### Directive
Pictures in the records should not be copied, but every other part must be repeated exactly.

-------- Dataset rows

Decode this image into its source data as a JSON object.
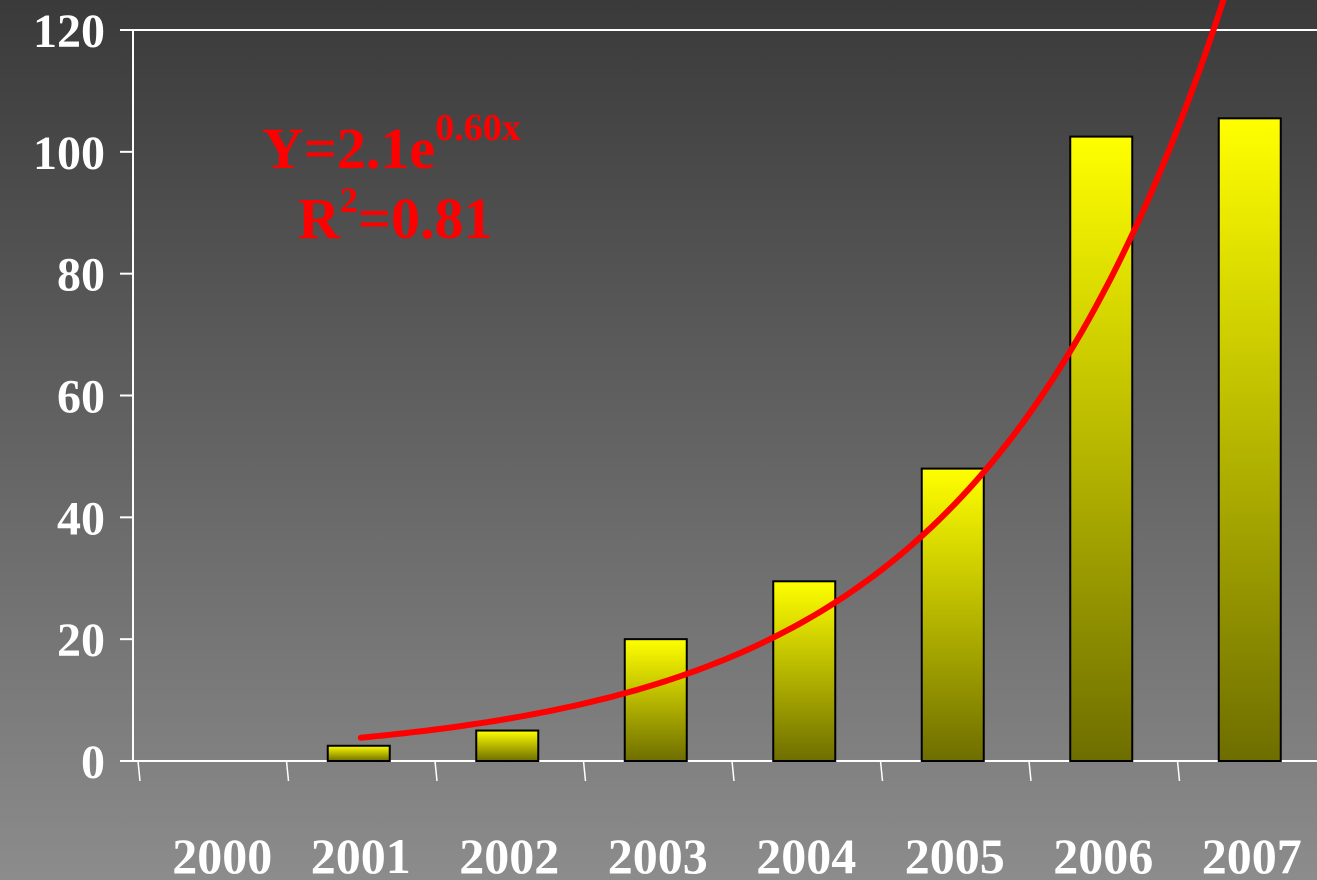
{
  "chart_data": {
    "type": "bar",
    "categories": [
      "2000",
      "2001",
      "2002",
      "2003",
      "2004",
      "2005",
      "2006",
      "2007"
    ],
    "values": [
      0,
      2.5,
      5,
      20,
      29.5,
      48,
      102.5,
      105.5
    ],
    "color": "#ffff00",
    "ylim": [
      0,
      120
    ],
    "yticks": [
      0,
      20,
      40,
      60,
      80,
      100,
      120
    ],
    "trendline": {
      "a": 2.1,
      "b": 0.6,
      "color": "#ff0000"
    },
    "annotations": {
      "equation": "Y=2.1e",
      "equation_exponent": "0.60x",
      "r2_prefix": "R",
      "r2_superscript": "2",
      "r2_value": "=0.81"
    }
  }
}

----------------

### Solution to the exercise
Decode this image into its source data as a JSON object.
{
  "chart_data": {
    "type": "bar",
    "categories": [
      "2000",
      "2001",
      "2002",
      "2003",
      "2004",
      "2005",
      "2006",
      "2007"
    ],
    "values": [
      0,
      2.5,
      5,
      20,
      29.5,
      48,
      102.5,
      105.5
    ],
    "color": "#ffff00",
    "ylim": [
      0,
      120
    ],
    "yticks": [
      0,
      20,
      40,
      60,
      80,
      100,
      120
    ],
    "trendline": {
      "a": 2.1,
      "b": 0.6,
      "color": "#ff0000"
    },
    "annotations": {
      "equation": "Y=2.1e",
      "equation_exponent": "0.60x",
      "r2_prefix": "R",
      "r2_superscript": "2",
      "r2_value": "=0.81"
    }
  }
}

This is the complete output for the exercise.